(Provided entries):
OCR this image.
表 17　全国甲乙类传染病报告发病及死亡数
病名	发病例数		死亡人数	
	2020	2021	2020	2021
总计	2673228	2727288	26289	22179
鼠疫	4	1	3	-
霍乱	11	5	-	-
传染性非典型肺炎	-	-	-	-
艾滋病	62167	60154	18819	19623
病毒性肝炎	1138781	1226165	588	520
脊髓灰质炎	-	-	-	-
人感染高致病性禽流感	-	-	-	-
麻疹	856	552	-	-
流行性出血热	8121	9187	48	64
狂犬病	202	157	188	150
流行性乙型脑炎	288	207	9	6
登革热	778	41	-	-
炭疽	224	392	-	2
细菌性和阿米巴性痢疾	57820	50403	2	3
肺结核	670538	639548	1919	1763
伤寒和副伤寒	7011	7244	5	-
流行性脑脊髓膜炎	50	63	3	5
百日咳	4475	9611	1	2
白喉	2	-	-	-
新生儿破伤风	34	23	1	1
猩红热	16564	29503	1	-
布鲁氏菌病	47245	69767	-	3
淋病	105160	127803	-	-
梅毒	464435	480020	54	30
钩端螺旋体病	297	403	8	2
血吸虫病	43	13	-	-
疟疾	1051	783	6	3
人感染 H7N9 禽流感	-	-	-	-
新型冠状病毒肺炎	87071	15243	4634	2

(Required work):
Restate the whole listing exactly.

(Task answer):
OCR this image.
表 17　全国甲乙类传染病报告发病及死亡数
病名	发病例数		死亡人数	
	2020	2021	2020	2021
总计	2673228	2727288	26289	22179
鼠疫	4	1	3	-
霍乱	11	5	-	-
传染性非典型肺炎	-	-	-	-
艾滋病	62167	60154	18819	19623
病毒性肝炎	1138781	1226165	588	520
脊髓灰质炎	-	-	-	-
人感染高致病性禽流感	-	-	-	-
麻疹	856	552	-	-
流行性出血热	8121	9187	48	64
狂犬病	202	157	188	150
流行性乙型脑炎	288	207	9	6
登革热	778	41	-	-
炭疽	224	392	-	2
细菌性和阿米巴性痢疾	57820	50403	2	3
肺结核	670538	639548	1919	1763
伤寒和副伤寒	7011	7244	5	-
流行性脑脊髓膜炎	50	63	3	5
百日咳	4475	9611	1	2
白喉	2	-	-	-
新生儿破伤风	34	23	1	1
猩红热	16564	29503	1	-
布鲁氏菌病	47245	69767	-	3
淋病	105160	127803	-	-
梅毒	464435	480020	54	30
钩端螺旋体病	297	403	8	2
血吸虫病	43	13	-	-
疟疾	1051	783	6	3
人感染 H7N9 禽流感	-	-	-	-
新型冠状病毒肺炎	87071	15243	4634	2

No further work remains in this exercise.